Written instruction:
Output the data exactly, with every line intact.

Excerpted data:

## begin

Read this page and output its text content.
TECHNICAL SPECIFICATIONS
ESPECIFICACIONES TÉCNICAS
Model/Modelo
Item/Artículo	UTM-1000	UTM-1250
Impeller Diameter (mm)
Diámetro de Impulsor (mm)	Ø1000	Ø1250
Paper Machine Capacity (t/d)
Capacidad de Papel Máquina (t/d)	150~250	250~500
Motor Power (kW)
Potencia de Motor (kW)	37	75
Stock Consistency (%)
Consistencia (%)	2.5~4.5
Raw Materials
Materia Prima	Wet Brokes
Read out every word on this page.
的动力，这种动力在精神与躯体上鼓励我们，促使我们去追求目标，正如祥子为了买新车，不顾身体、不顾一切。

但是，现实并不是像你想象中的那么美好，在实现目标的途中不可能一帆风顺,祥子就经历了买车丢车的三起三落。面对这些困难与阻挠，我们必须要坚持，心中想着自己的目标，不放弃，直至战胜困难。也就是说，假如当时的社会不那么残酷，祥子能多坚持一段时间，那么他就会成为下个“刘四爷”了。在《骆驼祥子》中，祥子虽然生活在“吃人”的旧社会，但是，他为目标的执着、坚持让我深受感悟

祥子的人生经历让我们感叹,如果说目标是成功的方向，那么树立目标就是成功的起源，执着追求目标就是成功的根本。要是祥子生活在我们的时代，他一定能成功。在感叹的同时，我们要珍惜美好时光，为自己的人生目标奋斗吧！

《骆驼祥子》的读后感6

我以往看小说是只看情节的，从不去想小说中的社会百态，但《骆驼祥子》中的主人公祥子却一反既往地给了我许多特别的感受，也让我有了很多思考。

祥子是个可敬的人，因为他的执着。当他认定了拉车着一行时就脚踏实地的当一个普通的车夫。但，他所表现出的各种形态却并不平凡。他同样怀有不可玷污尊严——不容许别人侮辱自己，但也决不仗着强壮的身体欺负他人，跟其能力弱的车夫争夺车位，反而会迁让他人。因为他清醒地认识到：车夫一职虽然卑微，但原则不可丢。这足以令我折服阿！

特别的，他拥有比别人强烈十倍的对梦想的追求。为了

## end

Correct result:
Read this page and output its text content.
TECHNICAL SPECIFICATIONS
ESPECIFICACIONES TÉCNICAS
Model/Modelo
Item/Artículo	UTM-1000	UTM-1250
Impeller Diameter (mm)
Diámetro de Impulsor (mm)	Ø1000	Ø1250
Paper Machine Capacity (t/d)
Capacidad de Papel Máquina (t/d)	150~250	250~500
Motor Power (kW)
Potencia de Motor (kW)	37	75
Stock Consistency (%)
Consistencia (%)	2.5~4.5
Raw Materials
Materia Prima	Wet Brokes
Read out every word on this page.
的动力，这种动力在精神与躯体上鼓励我们，促使我们去追求目标，正如祥子为了买新车，不顾身体、不顾一切。

但是，现实并不是像你想象中的那么美好，在实现目标的途中不可能一帆风顺,祥子就经历了买车丢车的三起三落。面对这些困难与阻挠，我们必须要坚持，心中想着自己的目标，不放弃，直至战胜困难。也就是说，假如当时的社会不那么残酷，祥子能多坚持一段时间，那么他就会成为下个“刘四爷”了。在《骆驼祥子》中，祥子虽然生活在“吃人”的旧社会，但是，他为目标的执着、坚持让我深受感悟

祥子的人生经历让我们感叹,如果说目标是成功的方向，那么树立目标就是成功的起源，执着追求目标就是成功的根本。要是祥子生活在我们的时代，他一定能成功。在感叹的同时，我们要珍惜美好时光，为自己的人生目标奋斗吧！

《骆驼祥子》的读后感6

我以往看小说是只看情节的，从不去想小说中的社会百态，但《骆驼祥子》中的主人公祥子却一反既往地给了我许多特别的感受，也让我有了很多思考。

祥子是个可敬的人，因为他的执着。当他认定了拉车着一行时就脚踏实地的当一个普通的车夫。但，他所表现出的各种形态却并不平凡。他同样怀有不可玷污尊严——不容许别人侮辱自己，但也决不仗着强壮的身体欺负他人，跟其能力弱的车夫争夺车位，反而会迁让他人。因为他清醒地认识到：车夫一职虽然卑微，但原则不可丢。这足以令我折服阿！

特别的，他拥有比别人强烈十倍的对梦想的追求。为了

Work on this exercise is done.